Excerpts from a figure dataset

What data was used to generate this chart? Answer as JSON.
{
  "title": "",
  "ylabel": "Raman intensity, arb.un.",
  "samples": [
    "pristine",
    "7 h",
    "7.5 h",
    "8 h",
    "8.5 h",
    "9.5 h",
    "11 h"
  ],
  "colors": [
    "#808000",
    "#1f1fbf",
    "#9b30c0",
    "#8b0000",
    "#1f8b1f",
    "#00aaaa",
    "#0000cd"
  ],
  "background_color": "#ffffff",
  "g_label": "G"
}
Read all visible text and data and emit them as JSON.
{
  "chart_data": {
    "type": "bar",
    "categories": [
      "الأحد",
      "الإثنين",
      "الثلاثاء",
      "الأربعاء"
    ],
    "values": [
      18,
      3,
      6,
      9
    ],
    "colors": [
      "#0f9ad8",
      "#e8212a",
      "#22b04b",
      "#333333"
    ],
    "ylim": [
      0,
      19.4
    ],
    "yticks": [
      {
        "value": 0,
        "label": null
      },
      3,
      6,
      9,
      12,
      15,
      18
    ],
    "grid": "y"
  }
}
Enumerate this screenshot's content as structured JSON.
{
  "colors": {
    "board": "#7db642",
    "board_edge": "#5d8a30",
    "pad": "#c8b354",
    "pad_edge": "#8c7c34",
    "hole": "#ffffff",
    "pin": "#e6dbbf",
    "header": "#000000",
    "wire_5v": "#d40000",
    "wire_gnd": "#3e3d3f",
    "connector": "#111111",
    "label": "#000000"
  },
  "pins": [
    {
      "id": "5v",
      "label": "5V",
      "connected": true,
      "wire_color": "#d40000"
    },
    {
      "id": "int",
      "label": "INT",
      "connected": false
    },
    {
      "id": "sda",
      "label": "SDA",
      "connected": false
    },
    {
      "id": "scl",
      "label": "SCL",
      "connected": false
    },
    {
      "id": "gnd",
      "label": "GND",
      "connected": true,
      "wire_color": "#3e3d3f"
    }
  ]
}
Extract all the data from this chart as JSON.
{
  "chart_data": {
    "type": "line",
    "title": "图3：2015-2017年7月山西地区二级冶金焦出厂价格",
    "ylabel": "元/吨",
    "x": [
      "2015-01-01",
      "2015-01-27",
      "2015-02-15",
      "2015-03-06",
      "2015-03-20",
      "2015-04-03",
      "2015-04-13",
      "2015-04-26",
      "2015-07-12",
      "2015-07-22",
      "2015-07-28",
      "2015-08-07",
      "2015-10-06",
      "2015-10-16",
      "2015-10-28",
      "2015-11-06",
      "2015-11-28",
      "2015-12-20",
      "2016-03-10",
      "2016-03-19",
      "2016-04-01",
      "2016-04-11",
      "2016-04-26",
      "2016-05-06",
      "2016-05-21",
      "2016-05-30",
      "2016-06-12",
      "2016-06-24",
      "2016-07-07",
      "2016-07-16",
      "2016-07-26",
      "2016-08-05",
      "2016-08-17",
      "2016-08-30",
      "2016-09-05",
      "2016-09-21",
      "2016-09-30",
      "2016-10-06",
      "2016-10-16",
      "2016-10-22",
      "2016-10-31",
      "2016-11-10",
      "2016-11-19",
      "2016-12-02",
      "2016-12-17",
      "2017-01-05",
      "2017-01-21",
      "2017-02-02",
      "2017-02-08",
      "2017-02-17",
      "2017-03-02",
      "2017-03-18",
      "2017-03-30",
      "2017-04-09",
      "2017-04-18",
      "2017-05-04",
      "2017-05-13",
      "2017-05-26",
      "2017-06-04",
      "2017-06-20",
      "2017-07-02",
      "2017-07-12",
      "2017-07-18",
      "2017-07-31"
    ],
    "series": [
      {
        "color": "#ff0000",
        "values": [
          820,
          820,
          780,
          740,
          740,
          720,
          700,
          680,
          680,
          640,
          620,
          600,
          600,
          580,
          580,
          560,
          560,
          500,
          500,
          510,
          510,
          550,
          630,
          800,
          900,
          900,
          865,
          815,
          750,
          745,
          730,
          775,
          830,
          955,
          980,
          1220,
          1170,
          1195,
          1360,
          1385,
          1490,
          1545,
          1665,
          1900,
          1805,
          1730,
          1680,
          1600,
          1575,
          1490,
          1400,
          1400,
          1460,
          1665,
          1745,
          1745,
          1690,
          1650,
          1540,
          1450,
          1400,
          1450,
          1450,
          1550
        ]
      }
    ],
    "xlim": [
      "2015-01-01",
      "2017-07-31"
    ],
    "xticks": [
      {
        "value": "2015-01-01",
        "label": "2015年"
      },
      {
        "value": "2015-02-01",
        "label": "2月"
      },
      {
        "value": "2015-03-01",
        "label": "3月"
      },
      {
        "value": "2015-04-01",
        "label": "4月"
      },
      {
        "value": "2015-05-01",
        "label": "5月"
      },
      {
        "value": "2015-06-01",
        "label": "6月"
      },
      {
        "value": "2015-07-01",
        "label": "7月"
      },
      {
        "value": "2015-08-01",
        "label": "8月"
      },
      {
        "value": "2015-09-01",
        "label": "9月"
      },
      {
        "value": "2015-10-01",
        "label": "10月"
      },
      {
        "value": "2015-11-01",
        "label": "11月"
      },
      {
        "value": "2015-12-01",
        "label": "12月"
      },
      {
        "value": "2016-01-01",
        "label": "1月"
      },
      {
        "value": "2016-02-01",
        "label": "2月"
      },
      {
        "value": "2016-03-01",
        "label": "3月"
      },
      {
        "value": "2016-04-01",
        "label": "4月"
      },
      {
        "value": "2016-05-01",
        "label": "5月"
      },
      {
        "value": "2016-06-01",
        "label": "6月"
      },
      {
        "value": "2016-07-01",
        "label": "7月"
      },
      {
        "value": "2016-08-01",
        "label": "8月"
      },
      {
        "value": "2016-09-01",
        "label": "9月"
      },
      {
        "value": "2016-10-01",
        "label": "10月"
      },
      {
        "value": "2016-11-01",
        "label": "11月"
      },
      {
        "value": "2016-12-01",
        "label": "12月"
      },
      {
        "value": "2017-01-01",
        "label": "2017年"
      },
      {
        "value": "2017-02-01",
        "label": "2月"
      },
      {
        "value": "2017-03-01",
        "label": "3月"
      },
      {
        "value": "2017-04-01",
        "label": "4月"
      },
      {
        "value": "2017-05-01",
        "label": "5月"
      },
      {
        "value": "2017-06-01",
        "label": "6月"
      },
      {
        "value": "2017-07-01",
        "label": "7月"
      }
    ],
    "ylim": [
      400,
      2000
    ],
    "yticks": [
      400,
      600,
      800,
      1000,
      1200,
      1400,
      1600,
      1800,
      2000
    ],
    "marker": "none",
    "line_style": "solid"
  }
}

# WHAT THIS TASK INVOLVES
Transcribe the records above exactly as they appear.

# RESPONSE
What data was used to generate this chart? Answer as JSON.
{
  "title": "",
  "ylabel": "Raman intensity, arb.un.",
  "samples": [
    "pristine",
    "7 h",
    "7.5 h",
    "8 h",
    "8.5 h",
    "9.5 h",
    "11 h"
  ],
  "colors": [
    "#808000",
    "#1f1fbf",
    "#9b30c0",
    "#8b0000",
    "#1f8b1f",
    "#00aaaa",
    "#0000cd"
  ],
  "background_color": "#ffffff",
  "g_label": "G"
}
Read all visible text and data and emit them as JSON.
{
  "chart_data": {
    "type": "bar",
    "categories": [
      "الأحد",
      "الإثنين",
      "الثلاثاء",
      "الأربعاء"
    ],
    "values": [
      18,
      3,
      6,
      9
    ],
    "colors": [
      "#0f9ad8",
      "#e8212a",
      "#22b04b",
      "#333333"
    ],
    "ylim": [
      0,
      19.4
    ],
    "yticks": [
      {
        "value": 0,
        "label": null
      },
      3,
      6,
      9,
      12,
      15,
      18
    ],
    "grid": "y"
  }
}
Enumerate this screenshot's content as structured JSON.
{
  "colors": {
    "board": "#7db642",
    "board_edge": "#5d8a30",
    "pad": "#c8b354",
    "pad_edge": "#8c7c34",
    "hole": "#ffffff",
    "pin": "#e6dbbf",
    "header": "#000000",
    "wire_5v": "#d40000",
    "wire_gnd": "#3e3d3f",
    "connector": "#111111",
    "label": "#000000"
  },
  "pins": [
    {
      "id": "5v",
      "label": "5V",
      "connected": true,
      "wire_color": "#d40000"
    },
    {
      "id": "int",
      "label": "INT",
      "connected": false
    },
    {
      "id": "sda",
      "label": "SDA",
      "connected": false
    },
    {
      "id": "scl",
      "label": "SCL",
      "connected": false
    },
    {
      "id": "gnd",
      "label": "GND",
      "connected": true,
      "wire_color": "#3e3d3f"
    }
  ]
}
Extract all the data from this chart as JSON.
{
  "chart_data": {
    "type": "line",
    "title": "图3：2015-2017年7月山西地区二级冶金焦出厂价格",
    "ylabel": "元/吨",
    "x": [
      "2015-01-01",
      "2015-01-27",
      "2015-02-15",
      "2015-03-06",
      "2015-03-20",
      "2015-04-03",
      "2015-04-13",
      "2015-04-26",
      "2015-07-12",
      "2015-07-22",
      "2015-07-28",
      "2015-08-07",
      "2015-10-06",
      "2015-10-16",
      "2015-10-28",
      "2015-11-06",
      "2015-11-28",
      "2015-12-20",
      "2016-03-10",
      "2016-03-19",
      "2016-04-01",
      "2016-04-11",
      "2016-04-26",
      "2016-05-06",
      "2016-05-21",
      "2016-05-30",
      "2016-06-12",
      "2016-06-24",
      "2016-07-07",
      "2016-07-16",
      "2016-07-26",
      "2016-08-05",
      "2016-08-17",
      "2016-08-30",
      "2016-09-05",
      "2016-09-21",
      "2016-09-30",
      "2016-10-06",
      "2016-10-16",
      "2016-10-22",
      "2016-10-31",
      "2016-11-10",
      "2016-11-19",
      "2016-12-02",
      "2016-12-17",
      "2017-01-05",
      "2017-01-21",
      "2017-02-02",
      "2017-02-08",
      "2017-02-17",
      "2017-03-02",
      "2017-03-18",
      "2017-03-30",
      "2017-04-09",
      "2017-04-18",
      "2017-05-04",
      "2017-05-13",
      "2017-05-26",
      "2017-06-04",
      "2017-06-20",
      "2017-07-02",
      "2017-07-12",
      "2017-07-18",
      "2017-07-31"
    ],
    "series": [
      {
        "color": "#ff0000",
        "values": [
          820,
          820,
          780,
          740,
          740,
          720,
          700,
          680,
          680,
          640,
          620,
          600,
          600,
          580,
          580,
          560,
          560,
          500,
          500,
          510,
          510,
          550,
          630,
          800,
          900,
          900,
          865,
          815,
          750,
          745,
          730,
          775,
          830,
          955,
          980,
          1220,
          1170,
          1195,
          1360,
          1385,
          1490,
          1545,
          1665,
          1900,
          1805,
          1730,
          1680,
          1600,
          1575,
          1490,
          1400,
          1400,
          1460,
          1665,
          1745,
          1745,
          1690,
          1650,
          1540,
          1450,
          1400,
          1450,
          1450,
          1550
        ]
      }
    ],
    "xlim": [
      "2015-01-01",
      "2017-07-31"
    ],
    "xticks": [
      {
        "value": "2015-01-01",
        "label": "2015年"
      },
      {
        "value": "2015-02-01",
        "label": "2月"
      },
      {
        "value": "2015-03-01",
        "label": "3月"
      },
      {
        "value": "2015-04-01",
        "label": "4月"
      },
      {
        "value": "2015-05-01",
        "label": "5月"
      },
      {
        "value": "2015-06-01",
        "label": "6月"
      },
      {
        "value": "2015-07-01",
        "label": "7月"
      },
      {
        "value": "2015-08-01",
        "label": "8月"
      },
      {
        "value": "2015-09-01",
        "label": "9月"
      },
      {
        "value": "2015-10-01",
        "label": "10月"
      },
      {
        "value": "2015-11-01",
        "label": "11月"
      },
      {
        "value": "2015-12-01",
        "label": "12月"
      },
      {
        "value": "2016-01-01",
        "label": "1月"
      },
      {
        "value": "2016-02-01",
        "label": "2月"
      },
      {
        "value": "2016-03-01",
        "label": "3月"
      },
      {
        "value": "2016-04-01",
        "label": "4月"
      },
      {
        "value": "2016-05-01",
        "label": "5月"
      },
      {
        "value": "2016-06-01",
        "label": "6月"
      },
      {
        "value": "2016-07-01",
        "label": "7月"
      },
      {
        "value": "2016-08-01",
        "label": "8月"
      },
      {
        "value": "2016-09-01",
        "label": "9月"
      },
      {
        "value": "2016-10-01",
        "label": "10月"
      },
      {
        "value": "2016-11-01",
        "label": "11月"
      },
      {
        "value": "2016-12-01",
        "label": "12月"
      },
      {
        "value": "2017-01-01",
        "label": "2017年"
      },
      {
        "value": "2017-02-01",
        "label": "2月"
      },
      {
        "value": "2017-03-01",
        "label": "3月"
      },
      {
        "value": "2017-04-01",
        "label": "4月"
      },
      {
        "value": "2017-05-01",
        "label": "5月"
      },
      {
        "value": "2017-06-01",
        "label": "6月"
      },
      {
        "value": "2017-07-01",
        "label": "7月"
      }
    ],
    "ylim": [
      400,
      2000
    ],
    "yticks": [
      400,
      600,
      800,
      1000,
      1200,
      1400,
      1600,
      1800,
      2000
    ],
    "marker": "none",
    "line_style": "solid"
  }
}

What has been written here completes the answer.